> PASSAGE PROVIDED

● ● ● ● ● ● ●

There is a program you can purchase online called "Hide My IP" With this program and another program they call "cookie crumbler" you can, Send Anonymous E-mails Easily conceal your Ip address Anonymous web surfing Protect Identity Stop Hackers Sounds like a good program to protect yourself from malicious people. I might just purchase these programs for better internet security. :sunglasse Does anybody else use these types of security programs to protect yourself?
why not just search for a serial number and crack the program - then if the program authors realise you've done that - they will never be able to find you because your ip will keep changing. seriously though - I will test this out but truthfully I dont know if its going to work in a given situation - I will set it up under different conditions and let you know what I think - it sounds alright at the outset but who knows?
For the most effectiveness they say to get two programs "Hide My Ip" and "Cookie Crumbler". These are programs that you have to purchase, you have to go to the hide my ip website.
I just tried it and guess what it doesnt work - The first thing I noticed was that when it first loaded it gave me the ip of the proxy server that my ISP assigns me - which means they are gathering the ip address from outside my network. Another thing thats dodgy is that they say it requires microsoft .Net well I failed to see why it should since your ip address is assigned by your isp's dns and dhcp servers and .Net would suggest they are only changing the ip address as a browser cookie - which is rediculous because all that means is that a website will think your ip address is something different to the real ip address - however when they correlate that data on the web server with what they hav on their dns servers it will be different - then all they do is a whois lookup or a ping on the ipaddresses to see which fits you best. In other words - they just change a cookie not the real ip address and thats useless - best way to do this anyway is to use an anonymising proxy - theres loads on the web google for +"anonymizer" +proxy Its a partial con because theyre not telling the whole truth to see that I am right - go to http://www.dnsstuff.com:8080 while the hide-my-ip program is running in the top right hand corner you will see it hasnt cloaked it If you use firefox theres extensions that achieve this effect for free and without using powerful technology like .Net that has the capacity to infiltrate at a secure level your network - effectively linking you to their search database I expect or some other crappy spammy thing they do with it and that would suggest theyre so lame they cant acually work out how to melt the cookies while firefox is running or its a scam so you buy two programs Infact I just did another test and it doesnt cloak it at all EVEN ON THE SITE IT SENDS YOU TO TO TEST THAT YOUR IP HAS BEEN MASKED this must be because I'm behind my ISP's proxy 10/10 for being lameware 0/10 in the real software stakes
Thankyou for finding this out for me and others on here, I wasn't 100 percent sure about it. It sounded good. I was just simply going by what they advertise, and there rating. it's really something how some things can sound so much better than they are. I wont buy it now. I will look into what you said.

● ● ● ● ● ● ●

> INFORMATION SHOWN
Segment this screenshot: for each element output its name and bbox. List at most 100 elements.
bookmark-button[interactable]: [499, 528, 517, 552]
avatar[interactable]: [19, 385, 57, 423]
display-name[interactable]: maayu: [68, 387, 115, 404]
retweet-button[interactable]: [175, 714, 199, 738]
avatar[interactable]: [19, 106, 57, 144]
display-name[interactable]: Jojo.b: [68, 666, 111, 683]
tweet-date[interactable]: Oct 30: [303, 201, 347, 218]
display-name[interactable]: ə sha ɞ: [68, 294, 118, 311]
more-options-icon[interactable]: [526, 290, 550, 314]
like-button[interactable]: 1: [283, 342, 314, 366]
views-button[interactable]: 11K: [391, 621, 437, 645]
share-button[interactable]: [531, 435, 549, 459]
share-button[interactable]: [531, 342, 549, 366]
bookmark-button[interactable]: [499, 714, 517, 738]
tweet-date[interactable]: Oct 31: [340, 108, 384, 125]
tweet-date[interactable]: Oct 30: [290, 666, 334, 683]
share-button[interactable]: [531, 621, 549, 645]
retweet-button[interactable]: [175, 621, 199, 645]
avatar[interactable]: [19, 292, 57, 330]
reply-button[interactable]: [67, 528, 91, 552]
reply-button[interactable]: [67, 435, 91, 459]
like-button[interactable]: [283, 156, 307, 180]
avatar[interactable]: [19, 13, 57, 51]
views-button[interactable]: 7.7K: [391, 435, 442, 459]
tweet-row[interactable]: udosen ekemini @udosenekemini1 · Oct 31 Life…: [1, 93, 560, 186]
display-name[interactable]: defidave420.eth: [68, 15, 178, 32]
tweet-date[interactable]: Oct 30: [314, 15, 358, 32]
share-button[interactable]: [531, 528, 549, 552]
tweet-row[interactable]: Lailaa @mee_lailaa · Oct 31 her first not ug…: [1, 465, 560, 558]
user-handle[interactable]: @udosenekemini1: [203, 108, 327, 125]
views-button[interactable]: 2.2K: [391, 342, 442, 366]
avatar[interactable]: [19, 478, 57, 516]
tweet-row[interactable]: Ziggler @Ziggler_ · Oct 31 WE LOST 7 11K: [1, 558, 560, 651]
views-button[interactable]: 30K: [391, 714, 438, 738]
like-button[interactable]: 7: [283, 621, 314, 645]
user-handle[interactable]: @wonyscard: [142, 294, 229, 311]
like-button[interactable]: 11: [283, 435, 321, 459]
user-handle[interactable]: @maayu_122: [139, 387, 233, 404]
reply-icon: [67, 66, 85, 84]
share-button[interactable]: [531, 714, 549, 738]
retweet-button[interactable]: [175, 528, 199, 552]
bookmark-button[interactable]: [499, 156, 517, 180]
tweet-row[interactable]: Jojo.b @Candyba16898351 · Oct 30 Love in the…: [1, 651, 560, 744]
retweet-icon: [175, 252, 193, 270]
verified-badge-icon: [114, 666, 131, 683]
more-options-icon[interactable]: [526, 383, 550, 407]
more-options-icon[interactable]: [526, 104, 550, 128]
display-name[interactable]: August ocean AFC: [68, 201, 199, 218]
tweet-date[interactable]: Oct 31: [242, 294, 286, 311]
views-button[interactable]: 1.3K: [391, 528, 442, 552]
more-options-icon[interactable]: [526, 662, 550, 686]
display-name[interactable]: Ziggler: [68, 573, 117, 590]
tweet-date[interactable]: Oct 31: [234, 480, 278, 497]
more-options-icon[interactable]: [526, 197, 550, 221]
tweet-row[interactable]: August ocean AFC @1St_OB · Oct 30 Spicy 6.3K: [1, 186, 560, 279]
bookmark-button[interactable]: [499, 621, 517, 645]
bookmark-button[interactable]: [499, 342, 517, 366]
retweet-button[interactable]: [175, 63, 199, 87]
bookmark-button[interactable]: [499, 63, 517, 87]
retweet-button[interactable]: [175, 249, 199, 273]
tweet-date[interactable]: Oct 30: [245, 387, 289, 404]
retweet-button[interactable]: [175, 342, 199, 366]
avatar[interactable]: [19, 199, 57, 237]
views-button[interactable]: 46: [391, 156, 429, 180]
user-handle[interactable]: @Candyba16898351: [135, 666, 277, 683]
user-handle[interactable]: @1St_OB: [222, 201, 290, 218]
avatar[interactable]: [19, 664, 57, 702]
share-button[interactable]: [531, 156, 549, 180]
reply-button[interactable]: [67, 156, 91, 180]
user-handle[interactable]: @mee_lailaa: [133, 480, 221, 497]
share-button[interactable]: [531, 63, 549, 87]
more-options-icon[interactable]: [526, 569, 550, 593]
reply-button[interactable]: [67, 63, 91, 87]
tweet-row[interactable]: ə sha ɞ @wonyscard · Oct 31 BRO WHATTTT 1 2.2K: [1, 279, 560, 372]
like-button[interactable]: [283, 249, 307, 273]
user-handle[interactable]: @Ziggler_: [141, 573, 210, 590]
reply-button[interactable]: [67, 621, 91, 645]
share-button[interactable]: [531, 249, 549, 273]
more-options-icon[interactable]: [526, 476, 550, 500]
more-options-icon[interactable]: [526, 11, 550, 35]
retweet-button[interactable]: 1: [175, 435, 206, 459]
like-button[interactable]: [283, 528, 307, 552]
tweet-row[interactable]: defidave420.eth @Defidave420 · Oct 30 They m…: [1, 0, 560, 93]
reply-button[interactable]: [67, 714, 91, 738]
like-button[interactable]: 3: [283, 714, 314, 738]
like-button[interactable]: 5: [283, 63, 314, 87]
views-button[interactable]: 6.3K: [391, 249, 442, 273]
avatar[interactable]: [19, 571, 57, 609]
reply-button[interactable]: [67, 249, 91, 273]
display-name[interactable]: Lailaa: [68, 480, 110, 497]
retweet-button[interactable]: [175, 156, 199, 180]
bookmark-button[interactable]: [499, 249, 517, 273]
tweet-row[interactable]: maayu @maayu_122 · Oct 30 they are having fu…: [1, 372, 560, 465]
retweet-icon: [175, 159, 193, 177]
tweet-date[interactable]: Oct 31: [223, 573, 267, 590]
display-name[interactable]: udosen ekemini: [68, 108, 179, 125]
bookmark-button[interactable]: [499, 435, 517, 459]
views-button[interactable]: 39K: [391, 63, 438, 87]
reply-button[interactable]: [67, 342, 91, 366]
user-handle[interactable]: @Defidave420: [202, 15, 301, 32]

● ● ● ● ● ● ●

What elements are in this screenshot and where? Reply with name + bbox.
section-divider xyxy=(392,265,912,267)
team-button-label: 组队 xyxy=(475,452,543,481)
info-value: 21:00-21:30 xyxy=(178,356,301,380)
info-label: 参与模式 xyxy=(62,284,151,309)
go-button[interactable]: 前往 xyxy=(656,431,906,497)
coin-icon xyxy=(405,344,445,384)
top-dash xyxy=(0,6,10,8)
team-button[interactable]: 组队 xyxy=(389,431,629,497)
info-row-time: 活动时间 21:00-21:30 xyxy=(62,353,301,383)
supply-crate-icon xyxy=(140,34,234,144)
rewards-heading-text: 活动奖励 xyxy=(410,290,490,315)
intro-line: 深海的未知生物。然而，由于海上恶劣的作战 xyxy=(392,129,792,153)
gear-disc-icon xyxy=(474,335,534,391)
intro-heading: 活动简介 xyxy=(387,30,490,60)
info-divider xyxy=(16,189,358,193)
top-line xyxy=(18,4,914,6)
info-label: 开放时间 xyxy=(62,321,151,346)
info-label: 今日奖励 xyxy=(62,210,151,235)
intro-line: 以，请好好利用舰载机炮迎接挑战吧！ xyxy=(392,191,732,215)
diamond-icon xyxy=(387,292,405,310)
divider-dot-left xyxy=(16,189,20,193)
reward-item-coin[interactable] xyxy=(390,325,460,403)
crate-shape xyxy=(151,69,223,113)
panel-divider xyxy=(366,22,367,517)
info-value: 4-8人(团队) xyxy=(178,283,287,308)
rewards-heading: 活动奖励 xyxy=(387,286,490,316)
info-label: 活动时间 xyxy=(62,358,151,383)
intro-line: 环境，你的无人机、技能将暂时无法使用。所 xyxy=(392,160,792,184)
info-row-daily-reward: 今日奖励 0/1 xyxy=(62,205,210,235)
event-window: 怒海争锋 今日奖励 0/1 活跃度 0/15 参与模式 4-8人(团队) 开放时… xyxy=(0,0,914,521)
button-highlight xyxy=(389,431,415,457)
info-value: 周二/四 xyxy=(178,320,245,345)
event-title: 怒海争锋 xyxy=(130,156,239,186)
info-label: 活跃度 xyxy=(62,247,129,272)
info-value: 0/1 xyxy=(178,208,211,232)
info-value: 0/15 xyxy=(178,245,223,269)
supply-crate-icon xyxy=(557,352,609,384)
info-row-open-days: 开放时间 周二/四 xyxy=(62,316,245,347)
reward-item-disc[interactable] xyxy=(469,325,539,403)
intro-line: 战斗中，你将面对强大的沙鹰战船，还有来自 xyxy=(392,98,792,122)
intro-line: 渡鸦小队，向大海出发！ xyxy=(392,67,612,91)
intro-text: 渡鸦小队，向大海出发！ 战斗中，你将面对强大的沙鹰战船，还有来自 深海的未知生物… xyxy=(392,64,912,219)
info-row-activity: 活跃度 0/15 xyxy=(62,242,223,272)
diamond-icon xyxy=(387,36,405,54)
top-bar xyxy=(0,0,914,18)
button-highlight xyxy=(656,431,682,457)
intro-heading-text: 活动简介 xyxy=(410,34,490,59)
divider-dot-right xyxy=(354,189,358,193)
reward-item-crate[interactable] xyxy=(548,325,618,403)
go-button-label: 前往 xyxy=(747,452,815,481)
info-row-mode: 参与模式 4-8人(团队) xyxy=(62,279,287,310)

● ● ● ● ● ● ●

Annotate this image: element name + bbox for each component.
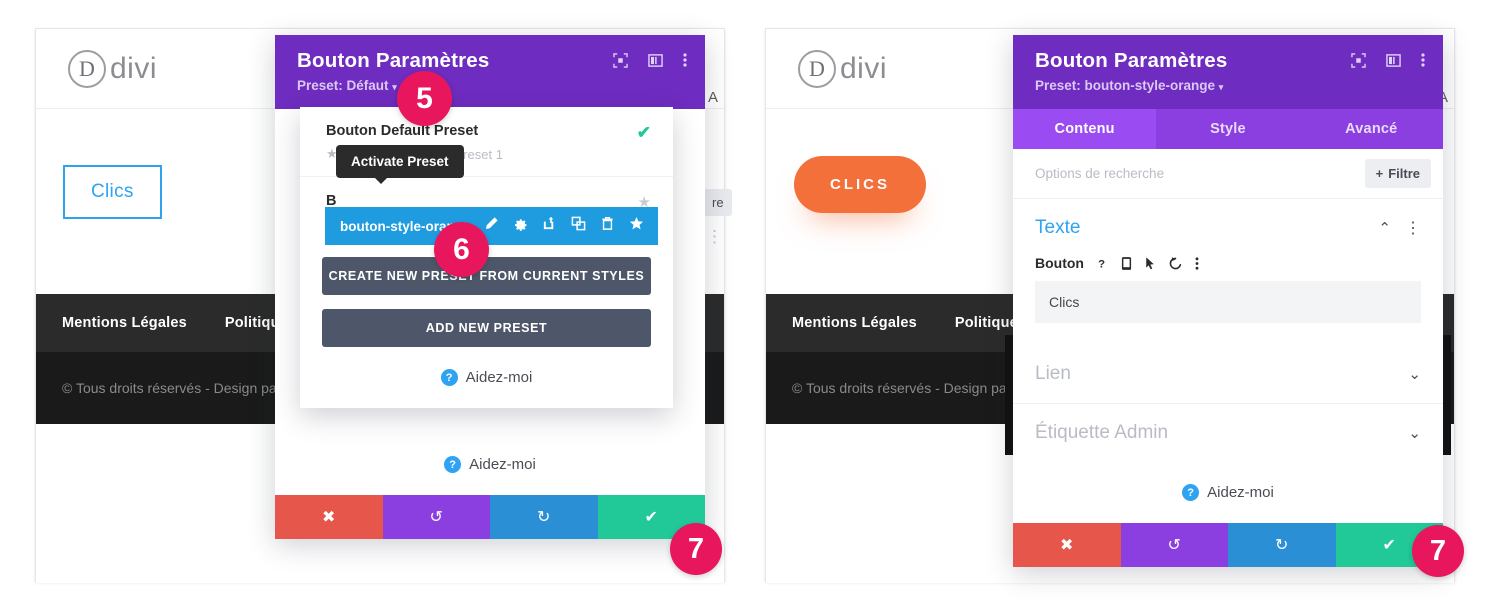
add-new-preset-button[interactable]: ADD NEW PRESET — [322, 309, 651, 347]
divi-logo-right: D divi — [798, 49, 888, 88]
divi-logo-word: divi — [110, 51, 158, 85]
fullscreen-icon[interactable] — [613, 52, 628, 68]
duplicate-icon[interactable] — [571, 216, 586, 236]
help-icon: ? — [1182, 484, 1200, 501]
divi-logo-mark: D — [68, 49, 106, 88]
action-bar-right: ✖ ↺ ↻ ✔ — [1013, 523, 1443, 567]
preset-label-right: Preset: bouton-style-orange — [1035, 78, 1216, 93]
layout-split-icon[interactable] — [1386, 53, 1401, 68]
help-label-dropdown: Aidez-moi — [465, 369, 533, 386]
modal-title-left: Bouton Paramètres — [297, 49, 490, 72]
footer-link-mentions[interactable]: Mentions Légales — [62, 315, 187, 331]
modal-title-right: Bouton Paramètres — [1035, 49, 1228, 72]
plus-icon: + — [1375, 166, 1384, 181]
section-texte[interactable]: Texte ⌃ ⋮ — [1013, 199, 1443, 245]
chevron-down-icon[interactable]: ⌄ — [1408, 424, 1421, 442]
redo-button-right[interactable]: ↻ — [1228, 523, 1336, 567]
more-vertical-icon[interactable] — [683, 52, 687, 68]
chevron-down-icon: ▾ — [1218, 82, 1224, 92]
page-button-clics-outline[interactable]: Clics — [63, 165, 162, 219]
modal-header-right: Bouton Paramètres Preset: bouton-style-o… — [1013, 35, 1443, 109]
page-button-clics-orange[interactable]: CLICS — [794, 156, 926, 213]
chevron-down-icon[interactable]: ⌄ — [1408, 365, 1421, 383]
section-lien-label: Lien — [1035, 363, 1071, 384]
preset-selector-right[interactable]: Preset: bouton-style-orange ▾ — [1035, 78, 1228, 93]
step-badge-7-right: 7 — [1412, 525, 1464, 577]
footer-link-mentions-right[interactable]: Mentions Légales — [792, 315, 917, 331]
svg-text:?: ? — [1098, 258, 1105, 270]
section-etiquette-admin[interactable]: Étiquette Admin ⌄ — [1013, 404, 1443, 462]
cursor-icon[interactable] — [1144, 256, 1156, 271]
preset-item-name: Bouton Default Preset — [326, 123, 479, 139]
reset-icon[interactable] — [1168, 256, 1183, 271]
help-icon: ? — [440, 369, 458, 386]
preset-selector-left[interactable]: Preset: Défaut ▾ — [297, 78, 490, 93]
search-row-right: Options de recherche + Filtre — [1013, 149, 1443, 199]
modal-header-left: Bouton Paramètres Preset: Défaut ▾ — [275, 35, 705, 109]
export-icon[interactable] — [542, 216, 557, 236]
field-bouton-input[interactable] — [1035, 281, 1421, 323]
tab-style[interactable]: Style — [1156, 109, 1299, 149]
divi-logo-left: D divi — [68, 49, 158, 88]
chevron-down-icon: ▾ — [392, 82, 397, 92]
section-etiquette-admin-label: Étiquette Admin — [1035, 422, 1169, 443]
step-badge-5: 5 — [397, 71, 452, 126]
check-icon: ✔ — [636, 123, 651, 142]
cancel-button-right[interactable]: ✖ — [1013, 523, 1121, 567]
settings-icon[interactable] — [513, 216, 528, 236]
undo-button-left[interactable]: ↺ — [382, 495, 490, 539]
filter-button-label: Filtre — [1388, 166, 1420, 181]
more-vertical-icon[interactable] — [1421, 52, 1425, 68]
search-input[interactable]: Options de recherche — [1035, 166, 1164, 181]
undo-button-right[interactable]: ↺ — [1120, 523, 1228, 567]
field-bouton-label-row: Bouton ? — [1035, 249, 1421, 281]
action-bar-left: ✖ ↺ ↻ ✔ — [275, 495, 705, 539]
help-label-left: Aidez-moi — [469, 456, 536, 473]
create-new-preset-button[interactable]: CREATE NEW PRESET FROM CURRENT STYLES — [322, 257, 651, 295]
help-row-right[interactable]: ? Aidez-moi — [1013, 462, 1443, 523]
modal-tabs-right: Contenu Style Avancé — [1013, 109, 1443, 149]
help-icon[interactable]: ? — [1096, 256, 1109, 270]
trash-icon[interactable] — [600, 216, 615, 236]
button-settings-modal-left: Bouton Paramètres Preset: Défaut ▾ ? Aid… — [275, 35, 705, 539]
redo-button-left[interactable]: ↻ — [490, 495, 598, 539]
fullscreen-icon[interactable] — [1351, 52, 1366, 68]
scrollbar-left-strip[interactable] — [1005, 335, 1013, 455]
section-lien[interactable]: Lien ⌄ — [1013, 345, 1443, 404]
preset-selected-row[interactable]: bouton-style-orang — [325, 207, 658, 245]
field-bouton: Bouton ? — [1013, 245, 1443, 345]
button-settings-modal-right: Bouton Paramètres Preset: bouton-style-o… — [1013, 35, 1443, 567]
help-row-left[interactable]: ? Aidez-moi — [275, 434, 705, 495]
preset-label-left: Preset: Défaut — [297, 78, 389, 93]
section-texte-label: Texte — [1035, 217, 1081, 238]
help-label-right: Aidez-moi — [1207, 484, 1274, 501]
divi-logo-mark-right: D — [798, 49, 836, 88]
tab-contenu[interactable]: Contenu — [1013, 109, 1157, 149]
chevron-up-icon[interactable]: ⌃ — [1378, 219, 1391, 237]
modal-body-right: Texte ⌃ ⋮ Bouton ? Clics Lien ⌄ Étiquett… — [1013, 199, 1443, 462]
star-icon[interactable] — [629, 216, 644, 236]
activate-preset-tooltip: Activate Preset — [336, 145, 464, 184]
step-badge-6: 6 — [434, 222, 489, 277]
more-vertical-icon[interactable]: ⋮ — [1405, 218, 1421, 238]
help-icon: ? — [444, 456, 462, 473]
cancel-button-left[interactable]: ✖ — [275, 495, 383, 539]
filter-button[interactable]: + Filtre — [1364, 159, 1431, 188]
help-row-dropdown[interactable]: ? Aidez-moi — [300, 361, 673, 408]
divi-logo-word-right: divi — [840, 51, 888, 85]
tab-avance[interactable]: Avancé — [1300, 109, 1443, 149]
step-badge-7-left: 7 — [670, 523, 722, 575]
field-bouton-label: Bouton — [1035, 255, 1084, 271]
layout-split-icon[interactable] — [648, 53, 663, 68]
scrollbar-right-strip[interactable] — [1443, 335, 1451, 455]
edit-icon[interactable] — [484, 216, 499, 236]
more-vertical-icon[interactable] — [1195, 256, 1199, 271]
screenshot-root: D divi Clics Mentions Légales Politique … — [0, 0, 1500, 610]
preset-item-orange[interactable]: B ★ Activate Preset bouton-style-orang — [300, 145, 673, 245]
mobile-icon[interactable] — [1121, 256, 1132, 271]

● ● ● ● ● ● ●

> DO THIS
Repeat word for word everything in the forum thread about the Hide My IP program, from "There is a program" down to "to protect yourself?".

> CORRECT RESULT
There is a program you can purchase online called "Hide My IP" With this program and another program they call "cookie crumbler" you can, Send Anonymous E-mails Easily conceal your Ip address Anonymous web surfing Protect Identity Stop Hackers Sounds like a good program to protect yourself from malicious people. I might just purchase these programs for better internet security. :sunglasse Does anybody else use these types of security programs to protect yourself?